== SOURCE DOCUMENT ==

The study has some limitations that need to be discussed. Firstly, our study did not include patients or members of the public. This may have some potential downsides on subsequent dissemination, which we plan to overcome through extensive use of lay friendly material for social media, both in Chinese and in English. Secondly, we were unable to track all clinical practice guidelines on the basis of a literature search of four databases, because some clinical practice guidelines may not have been indexed in bibliographic databases,115 116 some were published in languages that were not included in our analysis, and some used evidence from randomised controlled trials directly, which would result in an underestimation of the number of affected guidelines. Thirdly, we focused on pair-wise meta-analyses only, so the impact of retracted trials on the results of network meta-analyses and any subsequent influence on relevant clinical practice guidelines needs to be further investigated. Fourthly, despite the use of Retraction Watch, we cannot be absolutely certain that we have identified all retracted trials included in systematic reviews. We also cannot be absolutely certain that we identified all systematic reviews that potentially synthesised evidence from retracted trials on the basis of forward citation searching, as some of the systematic reviews listed included studies in supplementary files (for example, Shi et al117). Moreover, the study focused only on retracted randomised trials, whereas some non-randomised studies of interventions would be retracted, which could also contaminate the evidence bodies. We may, therefore, have underestimated the impact of retracted trials on the results of systematic reviews and meta-analyses, as well as on clinical practice guidelines, and the real world contamination could possibly be even more serious.

===

▸ ACTIVITIES
A - Based on the passage about the study's limitations, does each statement agree with the text? Answer yes or no for each and quote the words that decide it. (i) Patients or members of the public took part in the study. (ii) The study looked only at pair-wise meta-analyses. (iii) Retracted non-randomised studies of interventions were part of the study's focus.
B - Carry the passage about the study's limitations forward, starting after its last sentence.

== DATA RECORDS ==

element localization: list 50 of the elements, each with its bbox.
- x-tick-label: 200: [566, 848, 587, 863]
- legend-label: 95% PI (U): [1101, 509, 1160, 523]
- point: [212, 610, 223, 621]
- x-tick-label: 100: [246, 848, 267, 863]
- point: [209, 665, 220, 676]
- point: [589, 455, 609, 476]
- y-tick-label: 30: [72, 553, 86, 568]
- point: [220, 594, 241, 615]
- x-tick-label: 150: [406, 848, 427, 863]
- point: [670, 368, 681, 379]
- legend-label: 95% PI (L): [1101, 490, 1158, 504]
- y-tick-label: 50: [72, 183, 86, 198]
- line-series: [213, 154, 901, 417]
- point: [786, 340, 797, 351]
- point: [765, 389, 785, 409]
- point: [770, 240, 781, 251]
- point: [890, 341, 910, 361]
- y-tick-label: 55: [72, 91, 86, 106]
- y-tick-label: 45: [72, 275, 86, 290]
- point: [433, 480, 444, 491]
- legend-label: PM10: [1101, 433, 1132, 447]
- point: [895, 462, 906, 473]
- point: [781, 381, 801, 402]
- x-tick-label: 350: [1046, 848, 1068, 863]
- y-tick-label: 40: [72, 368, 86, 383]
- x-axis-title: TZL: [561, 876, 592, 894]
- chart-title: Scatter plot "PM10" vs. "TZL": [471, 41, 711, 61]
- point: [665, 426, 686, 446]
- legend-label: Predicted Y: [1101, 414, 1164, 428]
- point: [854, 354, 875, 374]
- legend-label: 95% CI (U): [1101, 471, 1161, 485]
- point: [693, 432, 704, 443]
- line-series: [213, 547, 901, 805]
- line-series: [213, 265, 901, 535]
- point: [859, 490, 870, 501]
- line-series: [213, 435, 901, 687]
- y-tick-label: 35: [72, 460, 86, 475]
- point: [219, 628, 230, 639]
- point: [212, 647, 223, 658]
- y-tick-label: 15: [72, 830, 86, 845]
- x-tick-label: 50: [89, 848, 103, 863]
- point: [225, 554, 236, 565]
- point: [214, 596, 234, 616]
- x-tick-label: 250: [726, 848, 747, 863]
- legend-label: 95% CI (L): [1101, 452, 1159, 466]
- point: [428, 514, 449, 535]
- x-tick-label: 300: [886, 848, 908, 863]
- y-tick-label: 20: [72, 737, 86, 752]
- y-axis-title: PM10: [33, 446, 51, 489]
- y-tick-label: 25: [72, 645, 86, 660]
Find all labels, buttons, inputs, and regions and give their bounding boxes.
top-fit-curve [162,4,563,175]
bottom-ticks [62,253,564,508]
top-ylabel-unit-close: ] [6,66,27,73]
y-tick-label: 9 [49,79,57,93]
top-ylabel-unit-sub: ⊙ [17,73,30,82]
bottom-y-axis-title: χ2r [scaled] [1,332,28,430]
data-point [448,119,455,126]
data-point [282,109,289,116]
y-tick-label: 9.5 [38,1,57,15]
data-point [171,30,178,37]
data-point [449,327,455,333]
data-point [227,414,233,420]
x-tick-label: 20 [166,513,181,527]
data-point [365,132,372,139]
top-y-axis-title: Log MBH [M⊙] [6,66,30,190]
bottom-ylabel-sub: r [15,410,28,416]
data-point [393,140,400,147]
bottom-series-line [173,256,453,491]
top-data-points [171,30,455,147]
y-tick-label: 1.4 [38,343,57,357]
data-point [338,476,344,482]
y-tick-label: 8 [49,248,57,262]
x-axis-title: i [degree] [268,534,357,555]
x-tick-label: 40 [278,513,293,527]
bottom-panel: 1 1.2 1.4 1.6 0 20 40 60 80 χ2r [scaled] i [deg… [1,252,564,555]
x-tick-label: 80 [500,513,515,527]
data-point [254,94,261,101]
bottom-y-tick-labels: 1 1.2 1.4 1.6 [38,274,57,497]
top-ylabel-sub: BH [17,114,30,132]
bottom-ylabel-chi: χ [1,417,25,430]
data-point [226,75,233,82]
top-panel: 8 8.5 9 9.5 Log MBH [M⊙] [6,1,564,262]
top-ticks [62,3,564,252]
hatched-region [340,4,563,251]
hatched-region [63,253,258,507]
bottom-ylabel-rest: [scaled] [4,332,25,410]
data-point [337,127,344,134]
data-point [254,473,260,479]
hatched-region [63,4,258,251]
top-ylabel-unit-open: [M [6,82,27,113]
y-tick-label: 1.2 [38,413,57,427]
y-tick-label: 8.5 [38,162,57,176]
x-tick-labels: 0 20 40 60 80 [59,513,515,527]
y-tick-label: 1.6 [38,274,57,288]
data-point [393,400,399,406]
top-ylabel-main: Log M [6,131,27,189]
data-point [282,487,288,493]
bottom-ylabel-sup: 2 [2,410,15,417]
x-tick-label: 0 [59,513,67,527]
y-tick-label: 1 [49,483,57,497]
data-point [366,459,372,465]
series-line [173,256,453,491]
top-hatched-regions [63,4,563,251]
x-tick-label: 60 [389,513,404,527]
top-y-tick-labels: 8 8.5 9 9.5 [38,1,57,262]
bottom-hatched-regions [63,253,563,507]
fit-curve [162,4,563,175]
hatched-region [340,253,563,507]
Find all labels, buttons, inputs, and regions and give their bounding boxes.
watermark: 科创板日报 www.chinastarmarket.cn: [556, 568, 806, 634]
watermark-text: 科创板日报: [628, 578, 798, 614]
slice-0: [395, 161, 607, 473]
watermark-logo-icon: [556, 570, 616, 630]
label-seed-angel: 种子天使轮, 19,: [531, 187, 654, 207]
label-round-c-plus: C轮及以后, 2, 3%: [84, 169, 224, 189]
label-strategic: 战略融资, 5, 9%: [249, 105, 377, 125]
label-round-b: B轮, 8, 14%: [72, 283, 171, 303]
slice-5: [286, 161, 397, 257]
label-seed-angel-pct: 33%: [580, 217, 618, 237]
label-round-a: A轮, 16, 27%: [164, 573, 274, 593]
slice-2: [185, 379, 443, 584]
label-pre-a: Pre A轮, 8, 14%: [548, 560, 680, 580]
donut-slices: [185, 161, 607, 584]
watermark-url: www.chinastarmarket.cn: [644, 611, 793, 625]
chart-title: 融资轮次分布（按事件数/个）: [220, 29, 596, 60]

===

▸ ACTIVITY ANSWERS
A -
(i) No: "our study did not include patients or members of the public."
(ii) Yes: "we focused on pair-wise meta-analyses only"
(iii) No: "the study focused only on retracted randomised trials"

B -
Conclusions
On the basis of empirical evidence, retracted trials had a substantial impact on the evidence ecosystem. The problematic influence of retracted trial data on the pooled effect estimates could distort clinical practice guidelines and mislead decision making by healthcare practitioners and policy makers. Evidence generators, evidence synthesisers, evidence users, and policy makers should pay serious attention to the “contamination” by retracted trials of the evidence ecosystem, and reasonable approaches that assist with easier identification and correction of such contamination are urgently needed.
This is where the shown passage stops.